(Data records)
◇ ◇ ◇ ◇ ◇ ◇ ◇
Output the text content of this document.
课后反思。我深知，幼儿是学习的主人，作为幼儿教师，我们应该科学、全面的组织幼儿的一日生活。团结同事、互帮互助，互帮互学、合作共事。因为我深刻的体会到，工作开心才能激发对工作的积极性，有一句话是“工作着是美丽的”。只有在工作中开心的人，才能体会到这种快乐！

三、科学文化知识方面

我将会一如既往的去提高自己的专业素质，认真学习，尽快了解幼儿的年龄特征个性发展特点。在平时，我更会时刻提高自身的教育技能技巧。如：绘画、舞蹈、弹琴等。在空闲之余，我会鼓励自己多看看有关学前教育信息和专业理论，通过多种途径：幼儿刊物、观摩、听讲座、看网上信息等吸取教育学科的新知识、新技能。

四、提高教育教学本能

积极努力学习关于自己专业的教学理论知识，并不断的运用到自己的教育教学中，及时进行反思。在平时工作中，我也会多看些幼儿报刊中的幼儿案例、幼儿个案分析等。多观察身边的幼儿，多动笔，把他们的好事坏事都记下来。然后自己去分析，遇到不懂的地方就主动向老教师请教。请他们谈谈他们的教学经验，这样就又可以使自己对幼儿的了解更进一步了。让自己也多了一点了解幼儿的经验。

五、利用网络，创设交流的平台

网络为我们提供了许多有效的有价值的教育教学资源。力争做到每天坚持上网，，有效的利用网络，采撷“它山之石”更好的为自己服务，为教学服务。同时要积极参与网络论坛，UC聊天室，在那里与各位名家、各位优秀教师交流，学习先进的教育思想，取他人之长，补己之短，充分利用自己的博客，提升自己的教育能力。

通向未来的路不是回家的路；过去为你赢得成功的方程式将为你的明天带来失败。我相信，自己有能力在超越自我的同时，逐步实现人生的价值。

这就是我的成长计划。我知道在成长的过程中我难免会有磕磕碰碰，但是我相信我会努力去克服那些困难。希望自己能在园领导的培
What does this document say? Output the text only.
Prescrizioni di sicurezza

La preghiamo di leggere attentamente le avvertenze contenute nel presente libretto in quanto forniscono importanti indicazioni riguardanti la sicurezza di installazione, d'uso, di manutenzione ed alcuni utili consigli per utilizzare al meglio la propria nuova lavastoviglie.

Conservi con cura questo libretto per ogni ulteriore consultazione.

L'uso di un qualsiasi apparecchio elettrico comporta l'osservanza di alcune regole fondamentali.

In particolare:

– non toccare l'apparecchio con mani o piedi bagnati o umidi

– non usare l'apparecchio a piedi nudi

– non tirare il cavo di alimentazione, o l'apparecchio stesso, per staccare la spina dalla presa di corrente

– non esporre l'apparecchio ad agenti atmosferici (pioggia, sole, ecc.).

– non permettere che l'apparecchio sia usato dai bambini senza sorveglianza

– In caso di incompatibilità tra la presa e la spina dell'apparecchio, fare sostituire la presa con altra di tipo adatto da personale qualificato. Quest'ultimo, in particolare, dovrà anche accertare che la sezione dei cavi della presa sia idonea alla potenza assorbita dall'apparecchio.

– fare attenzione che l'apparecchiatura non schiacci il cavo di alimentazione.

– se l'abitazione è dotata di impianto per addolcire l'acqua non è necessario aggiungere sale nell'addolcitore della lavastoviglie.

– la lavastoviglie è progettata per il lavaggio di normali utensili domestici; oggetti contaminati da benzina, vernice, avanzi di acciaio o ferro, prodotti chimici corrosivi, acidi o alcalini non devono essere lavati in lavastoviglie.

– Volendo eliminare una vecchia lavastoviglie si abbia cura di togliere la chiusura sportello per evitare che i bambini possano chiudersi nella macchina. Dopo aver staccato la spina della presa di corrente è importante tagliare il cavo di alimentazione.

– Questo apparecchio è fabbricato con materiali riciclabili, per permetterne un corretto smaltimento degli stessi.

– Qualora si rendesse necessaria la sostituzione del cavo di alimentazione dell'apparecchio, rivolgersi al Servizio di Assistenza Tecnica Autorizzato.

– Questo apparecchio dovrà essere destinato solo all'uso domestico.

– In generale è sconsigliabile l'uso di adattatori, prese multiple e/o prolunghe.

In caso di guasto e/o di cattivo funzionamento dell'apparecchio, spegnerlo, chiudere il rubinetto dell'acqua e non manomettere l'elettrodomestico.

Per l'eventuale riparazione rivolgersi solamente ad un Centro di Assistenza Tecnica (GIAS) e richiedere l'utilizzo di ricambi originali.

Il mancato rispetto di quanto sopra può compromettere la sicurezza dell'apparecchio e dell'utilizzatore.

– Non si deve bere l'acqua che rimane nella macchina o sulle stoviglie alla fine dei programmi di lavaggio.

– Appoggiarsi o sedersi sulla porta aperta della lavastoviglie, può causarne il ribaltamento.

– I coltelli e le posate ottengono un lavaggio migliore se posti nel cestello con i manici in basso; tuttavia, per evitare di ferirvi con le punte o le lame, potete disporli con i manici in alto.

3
◇ ◇ ◇ ◇ ◇ ◇ ◇
### To do
Extract the full listing above without altering anything.

### Result
Output the text content of this document.
课后反思。我深知，幼儿是学习的主人，作为幼儿教师，我们应该科学、全面的组织幼儿的一日生活。团结同事、互帮互助，互帮互学、合作共事。因为我深刻的体会到，工作开心才能激发对工作的积极性，有一句话是“工作着是美丽的”。只有在工作中开心的人，才能体会到这种快乐！

三、科学文化知识方面

我将会一如既往的去提高自己的专业素质，认真学习，尽快了解幼儿的年龄特征个性发展特点。在平时，我更会时刻提高自身的教育技能技巧。如：绘画、舞蹈、弹琴等。在空闲之余，我会鼓励自己多看看有关学前教育信息和专业理论，通过多种途径：幼儿刊物、观摩、听讲座、看网上信息等吸取教育学科的新知识、新技能。

四、提高教育教学本能

积极努力学习关于自己专业的教学理论知识，并不断的运用到自己的教育教学中，及时进行反思。在平时工作中，我也会多看些幼儿报刊中的幼儿案例、幼儿个案分析等。多观察身边的幼儿，多动笔，把他们的好事坏事都记下来。然后自己去分析，遇到不懂的地方就主动向老教师请教。请他们谈谈他们的教学经验，这样就又可以使自己对幼儿的了解更进一步了。让自己也多了一点了解幼儿的经验。

五、利用网络，创设交流的平台

网络为我们提供了许多有效的有价值的教育教学资源。力争做到每天坚持上网，，有效的利用网络，采撷“它山之石”更好的为自己服务，为教学服务。同时要积极参与网络论坛，UC聊天室，在那里与各位名家、各位优秀教师交流，学习先进的教育思想，取他人之长，补己之短，充分利用自己的博客，提升自己的教育能力。

通向未来的路不是回家的路；过去为你赢得成功的方程式将为你的明天带来失败。我相信，自己有能力在超越自我的同时，逐步实现人生的价值。

这就是我的成长计划。我知道在成长的过程中我难免会有磕磕碰碰，但是我相信我会努力去克服那些困难。希望自己能在园领导的培
What does this document say? Output the text only.
Prescrizioni di sicurezza

La preghiamo di leggere attentamente le avvertenze contenute nel presente libretto in quanto forniscono importanti indicazioni riguardanti la sicurezza di installazione, d'uso, di manutenzione ed alcuni utili consigli per utilizzare al meglio la propria nuova lavastoviglie.

Conservi con cura questo libretto per ogni ulteriore consultazione.

L'uso di un qualsiasi apparecchio elettrico comporta l'osservanza di alcune regole fondamentali.

In particolare:

– non toccare l'apparecchio con mani o piedi bagnati o umidi

– non usare l'apparecchio a piedi nudi

– non tirare il cavo di alimentazione, o l'apparecchio stesso, per staccare la spina dalla presa di corrente

– non esporre l'apparecchio ad agenti atmosferici (pioggia, sole, ecc.).

– non permettere che l'apparecchio sia usato dai bambini senza sorveglianza

– In caso di incompatibilità tra la presa e la spina dell'apparecchio, fare sostituire la presa con altra di tipo adatto da personale qualificato. Quest'ultimo, in particolare, dovrà anche accertare che la sezione dei cavi della presa sia idonea alla potenza assorbita dall'apparecchio.

– fare attenzione che l'apparecchiatura non schiacci il cavo di alimentazione.

– se l'abitazione è dotata di impianto per addolcire l'acqua non è necessario aggiungere sale nell'addolcitore della lavastoviglie.

– la lavastoviglie è progettata per il lavaggio di normali utensili domestici; oggetti contaminati da benzina, vernice, avanzi di acciaio o ferro, prodotti chimici corrosivi, acidi o alcalini non devono essere lavati in lavastoviglie.

– Volendo eliminare una vecchia lavastoviglie si abbia cura di togliere la chiusura sportello per evitare che i bambini possano chiudersi nella macchina. Dopo aver staccato la spina della presa di corrente è importante tagliare il cavo di alimentazione.

– Questo apparecchio è fabbricato con materiali riciclabili, per permetterne un corretto smaltimento degli stessi.

– Qualora si rendesse necessaria la sostituzione del cavo di alimentazione dell'apparecchio, rivolgersi al Servizio di Assistenza Tecnica Autorizzato.

– Questo apparecchio dovrà essere destinato solo all'uso domestico.

– In generale è sconsigliabile l'uso di adattatori, prese multiple e/o prolunghe.

In caso di guasto e/o di cattivo funzionamento dell'apparecchio, spegnerlo, chiudere il rubinetto dell'acqua e non manomettere l'elettrodomestico.

Per l'eventuale riparazione rivolgersi solamente ad un Centro di Assistenza Tecnica (GIAS) e richiedere l'utilizzo di ricambi originali.

Il mancato rispetto di quanto sopra può compromettere la sicurezza dell'apparecchio e dell'utilizzatore.

– Non si deve bere l'acqua che rimane nella macchina o sulle stoviglie alla fine dei programmi di lavaggio.

– Appoggiarsi o sedersi sulla porta aperta della lavastoviglie, può causarne il ribaltamento.

– I coltelli e le posate ottengono un lavaggio migliore se posti nel cestello con i manici in basso; tuttavia, per evitare di ferirvi con le punte o le lame, potete disporli con i manici in alto.

3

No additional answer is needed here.